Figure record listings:
--- begin ---
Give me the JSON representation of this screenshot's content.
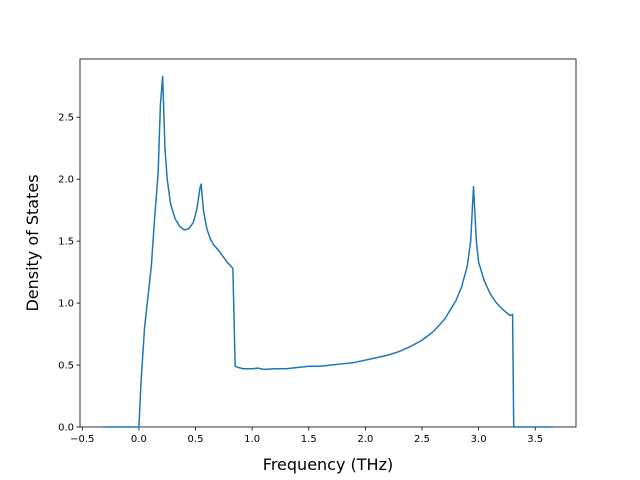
{
  "chart_data": {
    "type": "line",
    "x_label": "Frequency (THz)",
    "y_label": "Density of States",
    "x": [
      -0.32,
      0.0,
      0.02,
      0.05,
      0.08,
      0.11,
      0.14,
      0.17,
      0.19,
      0.21,
      0.23,
      0.25,
      0.28,
      0.32,
      0.36,
      0.4,
      0.44,
      0.48,
      0.51,
      0.54,
      0.55,
      0.57,
      0.6,
      0.63,
      0.66,
      0.7,
      0.74,
      0.78,
      0.83,
      0.85,
      0.88,
      0.92,
      1.0,
      1.05,
      1.1,
      1.2,
      1.3,
      1.4,
      1.5,
      1.6,
      1.7,
      1.8,
      1.9,
      2.0,
      2.1,
      2.2,
      2.3,
      2.4,
      2.5,
      2.6,
      2.7,
      2.8,
      2.85,
      2.9,
      2.93,
      2.955,
      2.98,
      3.0,
      3.05,
      3.1,
      3.15,
      3.2,
      3.25,
      3.28,
      3.3,
      3.31,
      3.66
    ],
    "series": [
      {
        "color": "#1f77b4",
        "values": [
          0,
          0,
          0.38,
          0.8,
          1.05,
          1.3,
          1.7,
          2.05,
          2.6,
          2.83,
          2.25,
          2.0,
          1.8,
          1.68,
          1.62,
          1.59,
          1.6,
          1.65,
          1.75,
          1.93,
          1.96,
          1.75,
          1.6,
          1.52,
          1.47,
          1.43,
          1.38,
          1.33,
          1.28,
          0.49,
          0.48,
          0.47,
          0.47,
          0.475,
          0.465,
          0.47,
          0.47,
          0.48,
          0.49,
          0.49,
          0.5,
          0.51,
          0.52,
          0.54,
          0.56,
          0.58,
          0.61,
          0.65,
          0.7,
          0.77,
          0.87,
          1.02,
          1.13,
          1.3,
          1.5,
          1.94,
          1.5,
          1.33,
          1.18,
          1.08,
          1.01,
          0.96,
          0.92,
          0.9,
          0.91,
          0,
          0
        ]
      }
    ],
    "xlim": [
      -0.52,
      3.86
    ],
    "ylim": [
      0,
      2.97
    ],
    "xticks": [
      {
        "value": -0.5,
        "label": "−0.5"
      },
      {
        "value": 0,
        "label": "0.0"
      },
      {
        "value": 0.5,
        "label": "0.5"
      },
      {
        "value": 1,
        "label": "1.0"
      },
      {
        "value": 1.5,
        "label": "1.5"
      },
      {
        "value": 2,
        "label": "2.0"
      },
      {
        "value": 2.5,
        "label": "2.5"
      },
      {
        "value": 3,
        "label": "3.0"
      },
      {
        "value": 3.5,
        "label": "3.5"
      }
    ],
    "yticks": [
      {
        "value": 0,
        "label": "0.0"
      },
      {
        "value": 0.5,
        "label": "0.5"
      },
      {
        "value": 1,
        "label": "1.0"
      },
      {
        "value": 1.5,
        "label": "1.5"
      },
      {
        "value": 2,
        "label": "2.0"
      },
      {
        "value": 2.5,
        "label": "2.5"
      }
    ]
  }
}
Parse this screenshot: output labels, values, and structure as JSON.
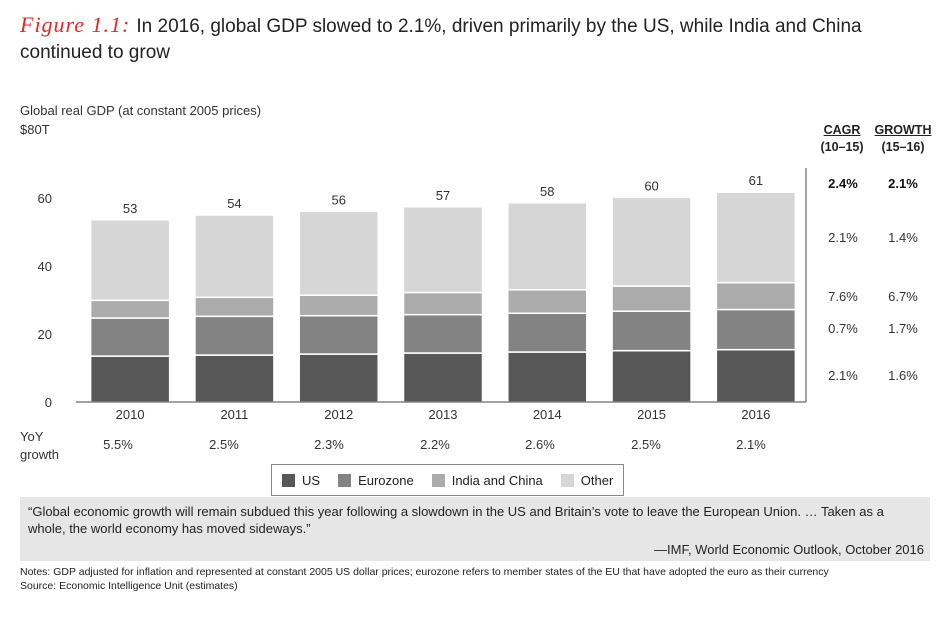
{
  "header": {
    "figure_label": "Figure 1.1:",
    "title": "In 2016, global GDP slowed to 2.1%, driven primarily by the US, while India and China continued to grow"
  },
  "axis": {
    "ytitle": "Global real GDP (at constant 2005 prices)",
    "ymax_label": "$80T"
  },
  "chart_data": {
    "type": "bar",
    "stacked": true,
    "categories": [
      "2010",
      "2011",
      "2012",
      "2013",
      "2014",
      "2015",
      "2016"
    ],
    "series": [
      {
        "name": "US",
        "color": "#575757",
        "values": [
          13.5,
          13.8,
          14.1,
          14.4,
          14.7,
          15.1,
          15.4
        ]
      },
      {
        "name": "Eurozone",
        "color": "#838383",
        "values": [
          11.2,
          11.4,
          11.3,
          11.3,
          11.4,
          11.6,
          11.8
        ]
      },
      {
        "name": "India and China",
        "color": "#ababab",
        "values": [
          5.2,
          5.6,
          6.0,
          6.5,
          6.9,
          7.4,
          7.9
        ]
      },
      {
        "name": "Other",
        "color": "#d6d6d6",
        "values": [
          23.7,
          24.2,
          24.7,
          25.2,
          25.6,
          26.1,
          26.6
        ]
      }
    ],
    "totals": [
      "53",
      "54",
      "56",
      "57",
      "58",
      "60",
      "61"
    ],
    "y_ticks": [
      "0",
      "20",
      "40",
      "60"
    ],
    "ylim": [
      0,
      80
    ]
  },
  "side_table": {
    "cagr_header": [
      "CAGR",
      "(10–15)"
    ],
    "growth_header": [
      "GROWTH",
      "(15–16)"
    ],
    "rows": [
      {
        "cagr": "2.4%",
        "growth": "2.1%",
        "bold": true
      },
      {
        "cagr": "2.1%",
        "growth": "1.4%"
      },
      {
        "cagr": "7.6%",
        "growth": "6.7%"
      },
      {
        "cagr": "0.7%",
        "growth": "1.7%"
      },
      {
        "cagr": "2.1%",
        "growth": "1.6%"
      }
    ]
  },
  "yoy": {
    "label_line1": "YoY",
    "label_line2": "growth",
    "values": [
      "5.5%",
      "2.5%",
      "2.3%",
      "2.2%",
      "2.6%",
      "2.5%",
      "2.1%"
    ]
  },
  "legend": [
    {
      "label": "US",
      "color": "#575757"
    },
    {
      "label": "Eurozone",
      "color": "#838383"
    },
    {
      "label": "India and China",
      "color": "#ababab"
    },
    {
      "label": "Other",
      "color": "#d6d6d6"
    }
  ],
  "quote": {
    "text": "“Global economic growth will remain subdued this year following a slowdown in the US and Britain’s vote to leave the European Union. … Taken as a whole, the world economy has moved sideways.”",
    "source": "—IMF, World Economic Outlook, October 2016"
  },
  "notes": {
    "line1": "Notes: GDP adjusted for inflation and represented at constant 2005 US dollar prices; eurozone refers to member states of the EU that have adopted the euro as their currency",
    "line2": "Source: Economic Intelligence Unit (estimates)"
  }
}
--- end ---
» **STATED EXERCISE**: Say how many lines hold the word "name", giving the number and nothing else.

» **WORKED SOLUTION**: 4